===== Records to process =====

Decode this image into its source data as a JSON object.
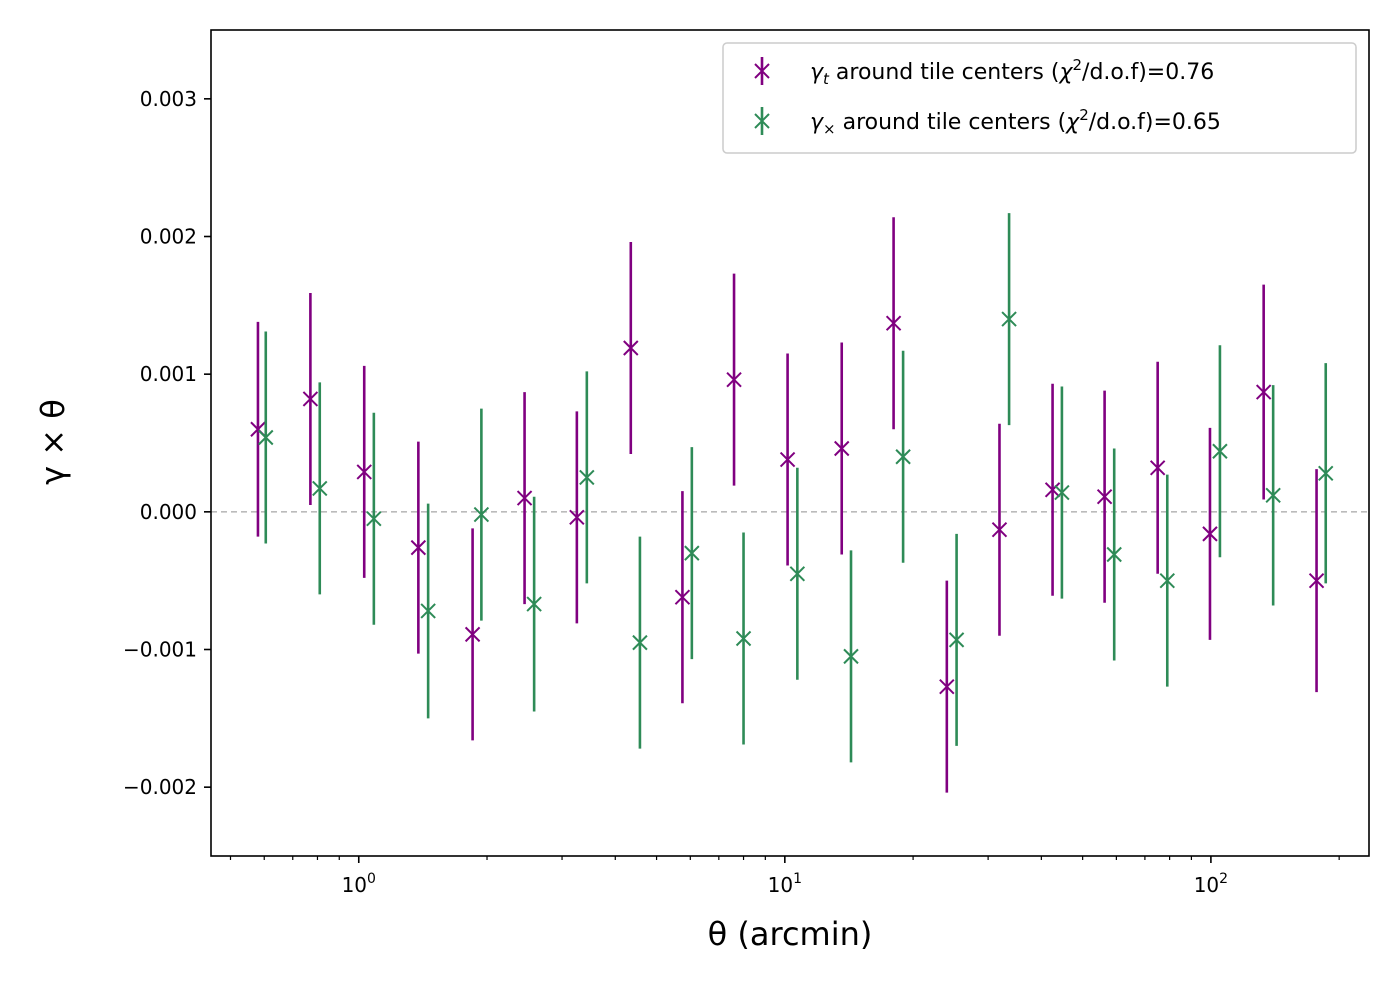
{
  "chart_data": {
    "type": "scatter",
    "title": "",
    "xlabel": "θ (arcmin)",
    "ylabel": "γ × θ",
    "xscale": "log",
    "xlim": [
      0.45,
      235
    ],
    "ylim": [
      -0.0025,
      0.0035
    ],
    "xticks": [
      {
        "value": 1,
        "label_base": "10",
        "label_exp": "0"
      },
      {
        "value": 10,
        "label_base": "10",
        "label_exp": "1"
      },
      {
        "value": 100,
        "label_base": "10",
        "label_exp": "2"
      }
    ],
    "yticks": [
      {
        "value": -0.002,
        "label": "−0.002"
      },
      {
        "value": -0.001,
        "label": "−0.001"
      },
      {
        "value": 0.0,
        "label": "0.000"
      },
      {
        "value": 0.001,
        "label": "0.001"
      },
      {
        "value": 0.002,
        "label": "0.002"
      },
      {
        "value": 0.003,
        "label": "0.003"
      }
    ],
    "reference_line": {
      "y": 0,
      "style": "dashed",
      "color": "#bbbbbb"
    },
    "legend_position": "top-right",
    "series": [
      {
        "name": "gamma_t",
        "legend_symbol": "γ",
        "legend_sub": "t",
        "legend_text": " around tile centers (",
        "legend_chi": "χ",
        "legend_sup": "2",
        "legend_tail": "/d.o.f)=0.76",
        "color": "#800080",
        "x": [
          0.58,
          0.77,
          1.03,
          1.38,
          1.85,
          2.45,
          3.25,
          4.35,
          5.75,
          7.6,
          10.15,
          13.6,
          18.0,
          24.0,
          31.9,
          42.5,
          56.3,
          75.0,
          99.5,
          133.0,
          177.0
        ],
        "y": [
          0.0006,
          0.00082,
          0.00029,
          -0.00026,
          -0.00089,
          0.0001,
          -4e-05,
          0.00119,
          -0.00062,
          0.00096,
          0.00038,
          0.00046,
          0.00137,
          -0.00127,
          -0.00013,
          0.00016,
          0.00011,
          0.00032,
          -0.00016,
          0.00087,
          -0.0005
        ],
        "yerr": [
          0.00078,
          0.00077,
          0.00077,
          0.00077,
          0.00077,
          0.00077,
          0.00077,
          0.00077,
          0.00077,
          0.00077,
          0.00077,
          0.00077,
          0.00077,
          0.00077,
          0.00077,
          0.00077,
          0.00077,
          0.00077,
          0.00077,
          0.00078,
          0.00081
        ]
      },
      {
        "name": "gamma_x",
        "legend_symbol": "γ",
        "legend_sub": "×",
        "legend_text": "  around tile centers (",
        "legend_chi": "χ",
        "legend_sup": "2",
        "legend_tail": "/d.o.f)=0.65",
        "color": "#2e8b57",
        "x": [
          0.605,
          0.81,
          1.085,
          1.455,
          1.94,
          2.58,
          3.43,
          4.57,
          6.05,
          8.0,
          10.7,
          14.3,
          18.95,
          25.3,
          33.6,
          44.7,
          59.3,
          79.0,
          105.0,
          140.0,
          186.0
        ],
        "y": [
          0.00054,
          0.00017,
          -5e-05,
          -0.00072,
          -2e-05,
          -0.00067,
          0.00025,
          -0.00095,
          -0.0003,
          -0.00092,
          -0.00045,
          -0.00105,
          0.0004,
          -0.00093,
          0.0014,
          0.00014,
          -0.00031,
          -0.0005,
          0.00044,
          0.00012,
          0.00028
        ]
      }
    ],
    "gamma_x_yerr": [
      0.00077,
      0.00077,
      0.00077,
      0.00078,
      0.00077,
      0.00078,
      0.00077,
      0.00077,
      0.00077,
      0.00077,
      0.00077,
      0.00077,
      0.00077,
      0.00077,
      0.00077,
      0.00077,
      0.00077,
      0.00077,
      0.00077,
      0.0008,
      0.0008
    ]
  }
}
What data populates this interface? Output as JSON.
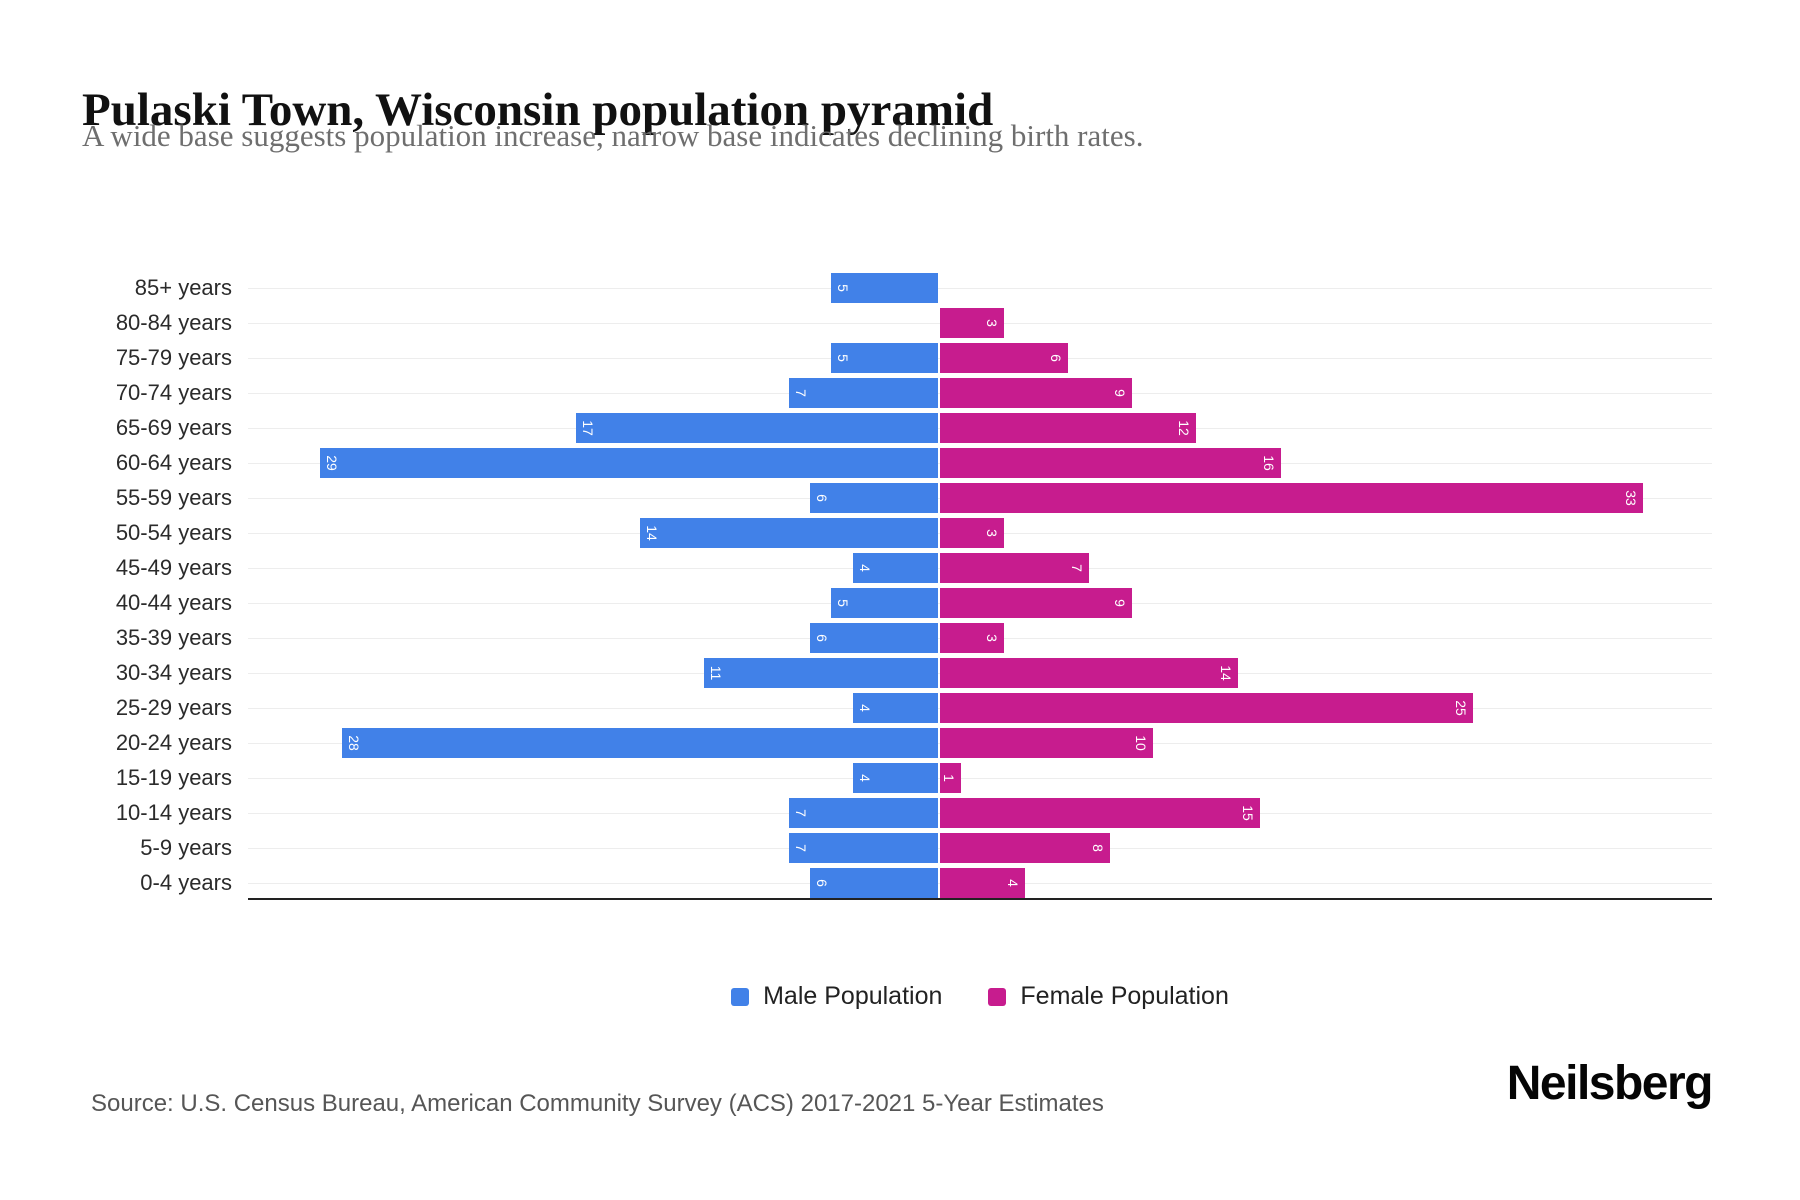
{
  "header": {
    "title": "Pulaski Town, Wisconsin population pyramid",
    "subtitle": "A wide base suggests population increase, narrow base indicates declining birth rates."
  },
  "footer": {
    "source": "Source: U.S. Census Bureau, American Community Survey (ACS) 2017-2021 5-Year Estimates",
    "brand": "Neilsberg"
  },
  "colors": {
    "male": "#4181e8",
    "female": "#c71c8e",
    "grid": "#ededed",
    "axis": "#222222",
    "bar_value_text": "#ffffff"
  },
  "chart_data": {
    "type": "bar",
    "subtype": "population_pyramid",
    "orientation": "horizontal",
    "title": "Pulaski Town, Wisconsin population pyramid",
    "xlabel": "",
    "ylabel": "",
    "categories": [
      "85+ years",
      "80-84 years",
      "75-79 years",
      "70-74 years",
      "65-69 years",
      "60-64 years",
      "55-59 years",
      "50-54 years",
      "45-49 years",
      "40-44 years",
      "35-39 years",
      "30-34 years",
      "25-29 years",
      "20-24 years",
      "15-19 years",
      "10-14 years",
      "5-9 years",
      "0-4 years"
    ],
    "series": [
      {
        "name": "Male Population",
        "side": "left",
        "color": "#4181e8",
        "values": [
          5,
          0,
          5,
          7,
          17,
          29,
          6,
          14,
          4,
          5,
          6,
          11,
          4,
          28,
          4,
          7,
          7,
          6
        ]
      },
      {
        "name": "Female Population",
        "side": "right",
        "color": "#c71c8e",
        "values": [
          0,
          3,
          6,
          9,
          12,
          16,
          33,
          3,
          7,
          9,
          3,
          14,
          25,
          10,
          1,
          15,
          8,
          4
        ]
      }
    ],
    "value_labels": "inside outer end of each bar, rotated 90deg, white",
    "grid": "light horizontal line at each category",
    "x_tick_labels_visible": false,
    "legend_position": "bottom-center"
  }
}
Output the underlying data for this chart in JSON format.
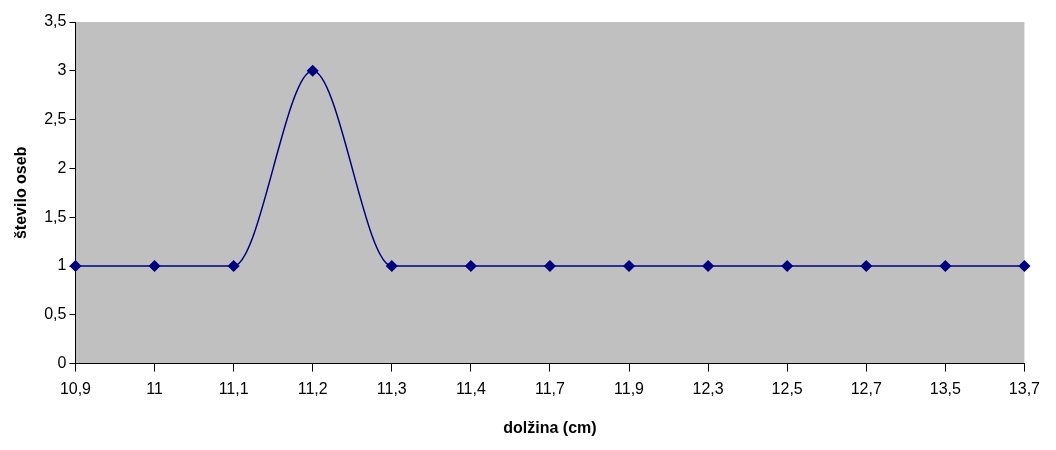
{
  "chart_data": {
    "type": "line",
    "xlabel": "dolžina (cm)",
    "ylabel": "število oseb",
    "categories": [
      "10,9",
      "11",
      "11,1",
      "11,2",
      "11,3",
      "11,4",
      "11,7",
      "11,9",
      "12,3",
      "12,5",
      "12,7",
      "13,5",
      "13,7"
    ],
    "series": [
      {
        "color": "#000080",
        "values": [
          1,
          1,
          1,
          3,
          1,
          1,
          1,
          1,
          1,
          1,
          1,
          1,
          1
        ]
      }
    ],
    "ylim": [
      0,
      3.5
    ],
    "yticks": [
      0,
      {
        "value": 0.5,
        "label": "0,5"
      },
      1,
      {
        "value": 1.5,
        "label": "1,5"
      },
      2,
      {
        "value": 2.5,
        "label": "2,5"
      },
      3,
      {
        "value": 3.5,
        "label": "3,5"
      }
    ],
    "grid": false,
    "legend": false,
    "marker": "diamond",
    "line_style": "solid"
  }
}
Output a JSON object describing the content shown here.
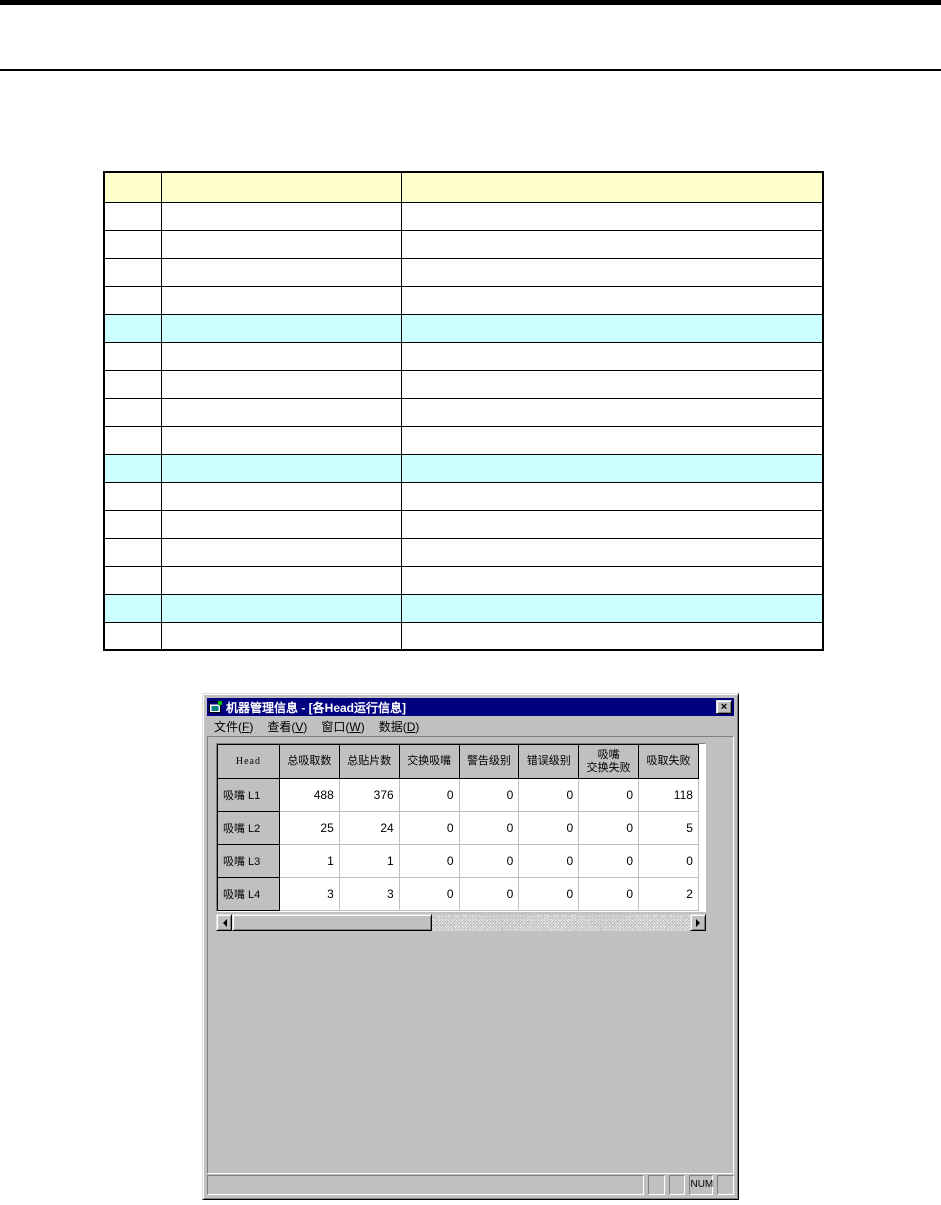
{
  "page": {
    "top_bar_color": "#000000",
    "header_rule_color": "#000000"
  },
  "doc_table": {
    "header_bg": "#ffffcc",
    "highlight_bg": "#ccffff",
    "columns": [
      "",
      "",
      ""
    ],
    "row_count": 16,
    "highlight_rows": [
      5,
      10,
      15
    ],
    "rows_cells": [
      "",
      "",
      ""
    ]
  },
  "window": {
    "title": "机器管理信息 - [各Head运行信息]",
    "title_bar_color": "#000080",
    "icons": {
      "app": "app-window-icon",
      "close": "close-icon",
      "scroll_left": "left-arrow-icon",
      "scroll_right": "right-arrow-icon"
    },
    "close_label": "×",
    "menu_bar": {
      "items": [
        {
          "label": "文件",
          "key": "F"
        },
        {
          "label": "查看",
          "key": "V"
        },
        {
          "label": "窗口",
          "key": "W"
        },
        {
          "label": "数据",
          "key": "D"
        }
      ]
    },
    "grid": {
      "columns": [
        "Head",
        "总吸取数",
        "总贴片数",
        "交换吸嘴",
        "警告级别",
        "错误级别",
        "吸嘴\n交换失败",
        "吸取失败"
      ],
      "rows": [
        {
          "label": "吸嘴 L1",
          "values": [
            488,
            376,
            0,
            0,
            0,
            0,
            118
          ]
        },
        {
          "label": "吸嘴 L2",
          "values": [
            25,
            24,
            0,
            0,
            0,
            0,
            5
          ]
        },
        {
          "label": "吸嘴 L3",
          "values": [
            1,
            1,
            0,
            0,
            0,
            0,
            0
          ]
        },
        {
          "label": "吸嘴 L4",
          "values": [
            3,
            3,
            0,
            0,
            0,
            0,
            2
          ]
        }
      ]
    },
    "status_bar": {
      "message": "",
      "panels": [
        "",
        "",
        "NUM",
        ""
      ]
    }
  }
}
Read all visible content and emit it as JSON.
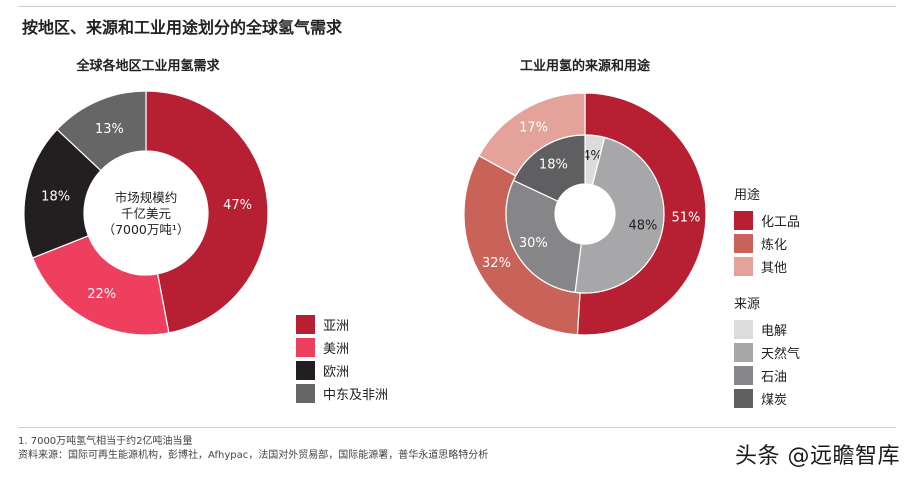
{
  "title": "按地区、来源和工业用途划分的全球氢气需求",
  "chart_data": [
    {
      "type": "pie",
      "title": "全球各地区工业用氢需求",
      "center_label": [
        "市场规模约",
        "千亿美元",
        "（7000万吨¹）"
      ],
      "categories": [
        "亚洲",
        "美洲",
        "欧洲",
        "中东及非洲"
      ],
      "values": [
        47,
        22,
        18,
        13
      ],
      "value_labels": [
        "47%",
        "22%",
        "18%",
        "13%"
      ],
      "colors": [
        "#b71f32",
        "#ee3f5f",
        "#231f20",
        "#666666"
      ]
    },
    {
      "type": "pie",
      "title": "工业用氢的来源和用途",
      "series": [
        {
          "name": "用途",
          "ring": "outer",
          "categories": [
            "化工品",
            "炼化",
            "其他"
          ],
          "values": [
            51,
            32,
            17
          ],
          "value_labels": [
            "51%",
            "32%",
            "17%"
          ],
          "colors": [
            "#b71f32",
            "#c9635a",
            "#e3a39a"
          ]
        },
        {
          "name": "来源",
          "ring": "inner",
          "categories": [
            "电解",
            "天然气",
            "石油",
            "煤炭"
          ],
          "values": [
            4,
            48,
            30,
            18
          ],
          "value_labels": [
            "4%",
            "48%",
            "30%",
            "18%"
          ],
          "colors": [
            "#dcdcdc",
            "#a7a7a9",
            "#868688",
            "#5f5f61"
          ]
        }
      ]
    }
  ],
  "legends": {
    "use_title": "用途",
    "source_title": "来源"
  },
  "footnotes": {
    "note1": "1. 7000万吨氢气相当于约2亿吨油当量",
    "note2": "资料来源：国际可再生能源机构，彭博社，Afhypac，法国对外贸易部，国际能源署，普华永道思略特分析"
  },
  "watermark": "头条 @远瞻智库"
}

=====

* _Exercise requirements_
Scan the records above for the string "object", then report every line that contains it.

* _Written solution_
Decode this image into its source data as a JSON object.
Output a JSON object describing the content shown here.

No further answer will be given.